Stored data entries:
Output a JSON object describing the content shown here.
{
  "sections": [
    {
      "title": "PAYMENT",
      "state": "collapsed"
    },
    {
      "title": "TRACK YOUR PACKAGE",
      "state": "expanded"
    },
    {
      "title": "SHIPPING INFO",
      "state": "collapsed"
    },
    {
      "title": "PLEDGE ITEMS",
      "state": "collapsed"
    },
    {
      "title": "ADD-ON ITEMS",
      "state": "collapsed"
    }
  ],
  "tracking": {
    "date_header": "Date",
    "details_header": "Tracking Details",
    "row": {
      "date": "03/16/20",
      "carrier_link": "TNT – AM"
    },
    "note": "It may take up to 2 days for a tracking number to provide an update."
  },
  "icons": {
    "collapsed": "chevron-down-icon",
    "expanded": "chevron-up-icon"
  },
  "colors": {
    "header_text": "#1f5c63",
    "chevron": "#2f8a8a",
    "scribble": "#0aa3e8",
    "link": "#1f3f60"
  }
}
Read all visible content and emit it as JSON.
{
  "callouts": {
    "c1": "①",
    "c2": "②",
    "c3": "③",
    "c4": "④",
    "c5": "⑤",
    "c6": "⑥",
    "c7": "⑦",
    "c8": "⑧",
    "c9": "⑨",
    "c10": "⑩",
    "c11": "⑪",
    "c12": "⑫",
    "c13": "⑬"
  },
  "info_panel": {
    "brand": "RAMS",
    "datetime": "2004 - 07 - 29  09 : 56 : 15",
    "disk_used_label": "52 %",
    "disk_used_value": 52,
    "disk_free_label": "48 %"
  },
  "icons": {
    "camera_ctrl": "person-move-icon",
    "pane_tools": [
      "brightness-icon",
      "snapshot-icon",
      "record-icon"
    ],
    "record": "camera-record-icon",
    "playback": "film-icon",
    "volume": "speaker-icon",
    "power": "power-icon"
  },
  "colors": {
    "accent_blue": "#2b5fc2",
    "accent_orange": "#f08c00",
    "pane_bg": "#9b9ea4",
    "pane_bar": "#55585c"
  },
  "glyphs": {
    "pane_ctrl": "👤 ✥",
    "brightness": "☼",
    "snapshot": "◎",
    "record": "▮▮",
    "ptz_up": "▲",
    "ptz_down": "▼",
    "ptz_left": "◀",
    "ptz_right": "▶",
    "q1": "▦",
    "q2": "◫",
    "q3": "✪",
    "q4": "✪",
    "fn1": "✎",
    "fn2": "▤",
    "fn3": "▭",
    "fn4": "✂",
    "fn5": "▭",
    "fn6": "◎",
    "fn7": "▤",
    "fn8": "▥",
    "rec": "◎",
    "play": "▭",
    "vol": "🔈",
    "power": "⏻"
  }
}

§ WHAT IS EXPECTED:
The required output is the exact sequence of lines from the one containing "Read all visible content and emit it as JSON." through the end of the listing, both endpoints included.

§ THE RESPONSE:
Read all visible content and emit it as JSON.
{
  "callouts": {
    "c1": "①",
    "c2": "②",
    "c3": "③",
    "c4": "④",
    "c5": "⑤",
    "c6": "⑥",
    "c7": "⑦",
    "c8": "⑧",
    "c9": "⑨",
    "c10": "⑩",
    "c11": "⑪",
    "c12": "⑫",
    "c13": "⑬"
  },
  "info_panel": {
    "brand": "RAMS",
    "datetime": "2004 - 07 - 29  09 : 56 : 15",
    "disk_used_label": "52 %",
    "disk_used_value": 52,
    "disk_free_label": "48 %"
  },
  "icons": {
    "camera_ctrl": "person-move-icon",
    "pane_tools": [
      "brightness-icon",
      "snapshot-icon",
      "record-icon"
    ],
    "record": "camera-record-icon",
    "playback": "film-icon",
    "volume": "speaker-icon",
    "power": "power-icon"
  },
  "colors": {
    "accent_blue": "#2b5fc2",
    "accent_orange": "#f08c00",
    "pane_bg": "#9b9ea4",
    "pane_bar": "#55585c"
  },
  "glyphs": {
    "pane_ctrl": "👤 ✥",
    "brightness": "☼",
    "snapshot": "◎",
    "record": "▮▮",
    "ptz_up": "▲",
    "ptz_down": "▼",
    "ptz_left": "◀",
    "ptz_right": "▶",
    "q1": "▦",
    "q2": "◫",
    "q3": "✪",
    "q4": "✪",
    "fn1": "✎",
    "fn2": "▤",
    "fn3": "▭",
    "fn4": "✂",
    "fn5": "▭",
    "fn6": "◎",
    "fn7": "▤",
    "fn8": "▥",
    "rec": "◎",
    "play": "▭",
    "vol": "🔈",
    "power": "⏻"
  }
}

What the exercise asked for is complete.